Exercise details.
Among the lines below, how many carry the string "samples"? Reply with a number and nothing else.

Raw data.
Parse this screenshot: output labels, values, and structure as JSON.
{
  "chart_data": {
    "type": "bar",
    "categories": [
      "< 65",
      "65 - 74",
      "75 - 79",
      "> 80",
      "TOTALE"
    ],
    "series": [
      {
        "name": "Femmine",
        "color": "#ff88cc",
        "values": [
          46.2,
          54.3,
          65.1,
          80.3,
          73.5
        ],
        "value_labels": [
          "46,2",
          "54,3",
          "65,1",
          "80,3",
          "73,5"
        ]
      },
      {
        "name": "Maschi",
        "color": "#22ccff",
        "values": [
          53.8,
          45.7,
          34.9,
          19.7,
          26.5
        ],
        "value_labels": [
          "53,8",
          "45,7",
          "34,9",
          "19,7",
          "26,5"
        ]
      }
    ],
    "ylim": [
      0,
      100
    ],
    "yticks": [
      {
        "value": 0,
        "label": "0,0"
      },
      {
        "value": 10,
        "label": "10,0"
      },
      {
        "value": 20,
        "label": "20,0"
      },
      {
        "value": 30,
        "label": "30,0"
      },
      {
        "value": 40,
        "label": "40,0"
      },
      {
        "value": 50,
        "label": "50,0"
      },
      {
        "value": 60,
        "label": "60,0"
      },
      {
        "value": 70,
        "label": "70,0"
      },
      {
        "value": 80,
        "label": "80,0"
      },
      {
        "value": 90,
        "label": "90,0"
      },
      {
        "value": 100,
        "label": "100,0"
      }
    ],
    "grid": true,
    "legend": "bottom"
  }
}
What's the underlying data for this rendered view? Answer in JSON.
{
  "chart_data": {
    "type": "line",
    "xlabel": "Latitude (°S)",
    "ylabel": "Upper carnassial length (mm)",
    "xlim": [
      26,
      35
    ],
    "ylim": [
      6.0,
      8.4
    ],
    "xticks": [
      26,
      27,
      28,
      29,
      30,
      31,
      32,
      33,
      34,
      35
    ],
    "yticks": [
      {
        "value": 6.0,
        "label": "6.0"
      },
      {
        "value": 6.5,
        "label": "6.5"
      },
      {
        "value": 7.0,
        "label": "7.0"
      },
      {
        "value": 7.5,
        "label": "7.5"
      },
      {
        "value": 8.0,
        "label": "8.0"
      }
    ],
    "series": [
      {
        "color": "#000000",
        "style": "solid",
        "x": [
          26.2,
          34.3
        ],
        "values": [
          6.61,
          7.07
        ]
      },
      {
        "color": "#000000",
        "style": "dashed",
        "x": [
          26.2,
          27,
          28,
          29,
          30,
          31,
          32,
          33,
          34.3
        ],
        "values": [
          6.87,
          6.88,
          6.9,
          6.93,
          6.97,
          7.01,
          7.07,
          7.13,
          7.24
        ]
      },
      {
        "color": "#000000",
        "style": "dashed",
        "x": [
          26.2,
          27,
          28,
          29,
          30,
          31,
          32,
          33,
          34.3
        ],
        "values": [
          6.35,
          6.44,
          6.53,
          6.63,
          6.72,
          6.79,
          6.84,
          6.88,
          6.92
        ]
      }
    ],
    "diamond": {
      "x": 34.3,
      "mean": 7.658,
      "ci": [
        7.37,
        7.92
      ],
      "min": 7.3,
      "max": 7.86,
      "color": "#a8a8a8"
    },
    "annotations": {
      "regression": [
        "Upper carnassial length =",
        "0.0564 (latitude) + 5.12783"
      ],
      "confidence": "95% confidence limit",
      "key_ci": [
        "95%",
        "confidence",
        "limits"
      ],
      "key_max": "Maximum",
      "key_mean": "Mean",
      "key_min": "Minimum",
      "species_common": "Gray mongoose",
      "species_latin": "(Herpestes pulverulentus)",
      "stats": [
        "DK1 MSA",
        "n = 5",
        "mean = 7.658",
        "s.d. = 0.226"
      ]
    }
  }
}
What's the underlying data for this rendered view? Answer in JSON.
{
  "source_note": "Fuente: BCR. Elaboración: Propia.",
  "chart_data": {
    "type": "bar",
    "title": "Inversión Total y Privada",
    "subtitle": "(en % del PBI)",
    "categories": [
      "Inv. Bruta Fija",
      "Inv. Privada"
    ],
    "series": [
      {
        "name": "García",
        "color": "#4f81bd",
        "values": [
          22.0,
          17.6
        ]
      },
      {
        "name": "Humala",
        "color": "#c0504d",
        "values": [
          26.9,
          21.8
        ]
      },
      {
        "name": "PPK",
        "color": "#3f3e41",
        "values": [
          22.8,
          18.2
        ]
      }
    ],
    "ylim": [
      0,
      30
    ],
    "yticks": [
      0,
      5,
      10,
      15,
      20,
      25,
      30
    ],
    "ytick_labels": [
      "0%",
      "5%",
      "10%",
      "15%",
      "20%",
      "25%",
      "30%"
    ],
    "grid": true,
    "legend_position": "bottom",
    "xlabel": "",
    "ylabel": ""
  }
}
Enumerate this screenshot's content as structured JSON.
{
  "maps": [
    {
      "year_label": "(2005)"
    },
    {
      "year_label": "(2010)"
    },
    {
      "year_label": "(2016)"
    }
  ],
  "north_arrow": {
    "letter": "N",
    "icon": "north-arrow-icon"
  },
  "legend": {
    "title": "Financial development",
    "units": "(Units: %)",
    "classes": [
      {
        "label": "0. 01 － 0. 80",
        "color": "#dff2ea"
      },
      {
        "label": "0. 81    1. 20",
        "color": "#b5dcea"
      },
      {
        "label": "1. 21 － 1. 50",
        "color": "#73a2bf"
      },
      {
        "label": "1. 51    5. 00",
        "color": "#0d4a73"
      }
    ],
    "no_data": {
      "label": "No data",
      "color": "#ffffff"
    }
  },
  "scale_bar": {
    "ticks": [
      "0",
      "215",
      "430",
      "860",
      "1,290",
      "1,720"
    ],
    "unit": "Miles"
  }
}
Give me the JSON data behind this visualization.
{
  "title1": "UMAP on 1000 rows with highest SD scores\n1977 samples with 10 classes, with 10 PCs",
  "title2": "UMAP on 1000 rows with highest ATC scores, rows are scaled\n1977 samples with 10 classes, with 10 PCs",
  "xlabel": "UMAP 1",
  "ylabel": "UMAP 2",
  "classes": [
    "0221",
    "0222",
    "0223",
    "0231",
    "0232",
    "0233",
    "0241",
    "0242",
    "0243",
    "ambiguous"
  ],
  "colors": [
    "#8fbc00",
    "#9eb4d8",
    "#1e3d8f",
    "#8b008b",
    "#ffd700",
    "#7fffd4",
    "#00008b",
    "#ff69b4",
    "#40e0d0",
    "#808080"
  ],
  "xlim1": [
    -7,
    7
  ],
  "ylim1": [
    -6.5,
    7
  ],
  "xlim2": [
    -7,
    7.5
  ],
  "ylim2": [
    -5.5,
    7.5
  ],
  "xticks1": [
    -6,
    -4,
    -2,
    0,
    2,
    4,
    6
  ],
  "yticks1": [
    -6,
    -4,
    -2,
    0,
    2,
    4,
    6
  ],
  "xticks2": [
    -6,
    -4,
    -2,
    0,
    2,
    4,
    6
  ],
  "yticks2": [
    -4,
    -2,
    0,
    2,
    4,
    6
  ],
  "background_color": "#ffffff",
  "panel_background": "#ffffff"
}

Problem solution.
2